*Description of the task:* Make an exact copy of all the entries, but do not reproduce the pictures.
((
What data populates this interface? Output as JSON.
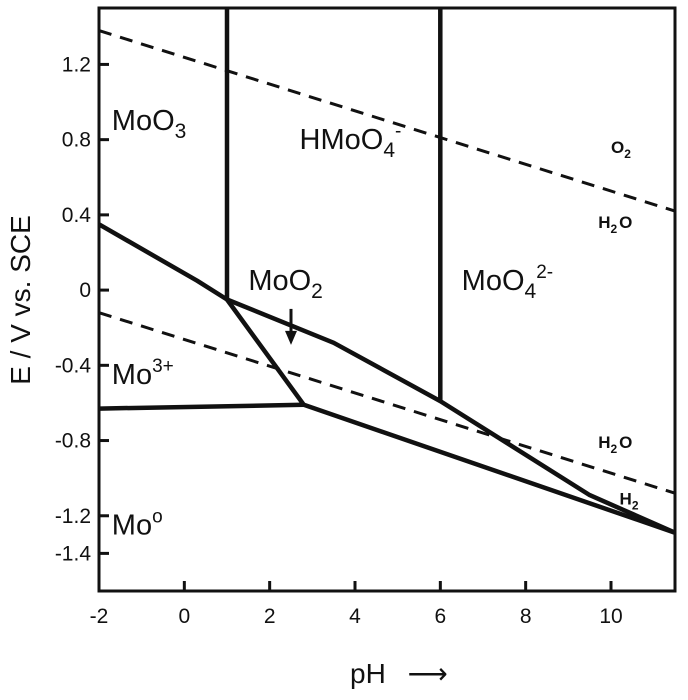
{
  "chart_data": {
    "type": "line",
    "xlabel": "pH",
    "ylabel": "E / V vs. SCE",
    "xlim": [
      -2,
      11.5
    ],
    "ylim": [
      -1.6,
      1.5
    ],
    "x_ticks": [
      "-2",
      "0",
      "2",
      "4",
      "6",
      "8",
      "10"
    ],
    "y_ticks": [
      "1.2",
      "0.8",
      "0.4",
      "0",
      "-0.4",
      "-0.8",
      "-1.2",
      "-1.4"
    ],
    "grid": false,
    "legend": "none",
    "boundaries": [
      {
        "style": "solid",
        "points": [
          [
            -2,
            0.35
          ],
          [
            0.3,
            0.05
          ],
          [
            1.0,
            -0.05
          ],
          [
            3.5,
            -0.28
          ],
          [
            6.0,
            -0.59
          ],
          [
            9.5,
            -1.09
          ],
          [
            11.5,
            -1.29
          ]
        ]
      },
      {
        "style": "solid",
        "points": [
          [
            1.0,
            -0.05
          ],
          [
            2.8,
            -0.61
          ],
          [
            11.5,
            -1.29
          ]
        ]
      },
      {
        "style": "solid",
        "points": [
          [
            -2,
            -0.63
          ],
          [
            2.8,
            -0.61
          ]
        ]
      },
      {
        "style": "solid",
        "points": [
          [
            1.0,
            1.5
          ],
          [
            1.0,
            -0.05
          ]
        ]
      },
      {
        "style": "solid",
        "points": [
          [
            6.0,
            1.5
          ],
          [
            6.0,
            -0.59
          ]
        ]
      },
      {
        "style": "dashed",
        "points": [
          [
            -2,
            1.38
          ],
          [
            11.5,
            0.42
          ]
        ]
      },
      {
        "style": "dashed",
        "points": [
          [
            -2,
            -0.12
          ],
          [
            11.5,
            -1.08
          ]
        ]
      }
    ],
    "arrow": {
      "from": [
        2.5,
        -0.1
      ],
      "to": [
        2.5,
        -0.27
      ]
    },
    "regions": [
      {
        "label": "MoO",
        "sub": "3",
        "sup": "",
        "x": -1.7,
        "y": 0.85
      },
      {
        "label": "HMoO",
        "sub": "4",
        "sup": "-",
        "x": 2.7,
        "y": 0.75
      },
      {
        "label": "MoO",
        "sub": "2",
        "sup": "",
        "x": 1.5,
        "y": 0.0
      },
      {
        "label": "MoO",
        "sub": "4",
        "sup": "2-",
        "x": 6.5,
        "y": 0.0
      },
      {
        "label": "Mo",
        "sub": "",
        "sup": "3+",
        "x": -1.7,
        "y": -0.5
      },
      {
        "label": "Mo",
        "sub": "",
        "sup": "o",
        "x": -1.7,
        "y": -1.3
      }
    ],
    "annotations": [
      {
        "label": "O",
        "sub": "2",
        "x": 10.0,
        "y": 0.73
      },
      {
        "label": "H",
        "sub": "2",
        "tail": "O",
        "x": 9.7,
        "y": 0.33
      },
      {
        "label": "H",
        "sub": "2",
        "tail": "O",
        "x": 9.7,
        "y": -0.84
      },
      {
        "label": "H",
        "sub": "2",
        "tail": "",
        "x": 10.2,
        "y": -1.14
      }
    ]
  },
  "axis_arrow": "⟶"
}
))
*Reply:*
What data populates this interface? Output as JSON.
{
  "chart_data": {
    "type": "line",
    "xlabel": "pH",
    "ylabel": "E / V vs. SCE",
    "xlim": [
      -2,
      11.5
    ],
    "ylim": [
      -1.6,
      1.5
    ],
    "x_ticks": [
      "-2",
      "0",
      "2",
      "4",
      "6",
      "8",
      "10"
    ],
    "y_ticks": [
      "1.2",
      "0.8",
      "0.4",
      "0",
      "-0.4",
      "-0.8",
      "-1.2",
      "-1.4"
    ],
    "grid": false,
    "legend": "none",
    "boundaries": [
      {
        "style": "solid",
        "points": [
          [
            -2,
            0.35
          ],
          [
            0.3,
            0.05
          ],
          [
            1.0,
            -0.05
          ],
          [
            3.5,
            -0.28
          ],
          [
            6.0,
            -0.59
          ],
          [
            9.5,
            -1.09
          ],
          [
            11.5,
            -1.29
          ]
        ]
      },
      {
        "style": "solid",
        "points": [
          [
            1.0,
            -0.05
          ],
          [
            2.8,
            -0.61
          ],
          [
            11.5,
            -1.29
          ]
        ]
      },
      {
        "style": "solid",
        "points": [
          [
            -2,
            -0.63
          ],
          [
            2.8,
            -0.61
          ]
        ]
      },
      {
        "style": "solid",
        "points": [
          [
            1.0,
            1.5
          ],
          [
            1.0,
            -0.05
          ]
        ]
      },
      {
        "style": "solid",
        "points": [
          [
            6.0,
            1.5
          ],
          [
            6.0,
            -0.59
          ]
        ]
      },
      {
        "style": "dashed",
        "points": [
          [
            -2,
            1.38
          ],
          [
            11.5,
            0.42
          ]
        ]
      },
      {
        "style": "dashed",
        "points": [
          [
            -2,
            -0.12
          ],
          [
            11.5,
            -1.08
          ]
        ]
      }
    ],
    "arrow": {
      "from": [
        2.5,
        -0.1
      ],
      "to": [
        2.5,
        -0.27
      ]
    },
    "regions": [
      {
        "label": "MoO",
        "sub": "3",
        "sup": "",
        "x": -1.7,
        "y": 0.85
      },
      {
        "label": "HMoO",
        "sub": "4",
        "sup": "-",
        "x": 2.7,
        "y": 0.75
      },
      {
        "label": "MoO",
        "sub": "2",
        "sup": "",
        "x": 1.5,
        "y": 0.0
      },
      {
        "label": "MoO",
        "sub": "4",
        "sup": "2-",
        "x": 6.5,
        "y": 0.0
      },
      {
        "label": "Mo",
        "sub": "",
        "sup": "3+",
        "x": -1.7,
        "y": -0.5
      },
      {
        "label": "Mo",
        "sub": "",
        "sup": "o",
        "x": -1.7,
        "y": -1.3
      }
    ],
    "annotations": [
      {
        "label": "O",
        "sub": "2",
        "x": 10.0,
        "y": 0.73
      },
      {
        "label": "H",
        "sub": "2",
        "tail": "O",
        "x": 9.7,
        "y": 0.33
      },
      {
        "label": "H",
        "sub": "2",
        "tail": "O",
        "x": 9.7,
        "y": -0.84
      },
      {
        "label": "H",
        "sub": "2",
        "tail": "",
        "x": 10.2,
        "y": -1.14
      }
    ]
  },
  "axis_arrow": "⟶"
}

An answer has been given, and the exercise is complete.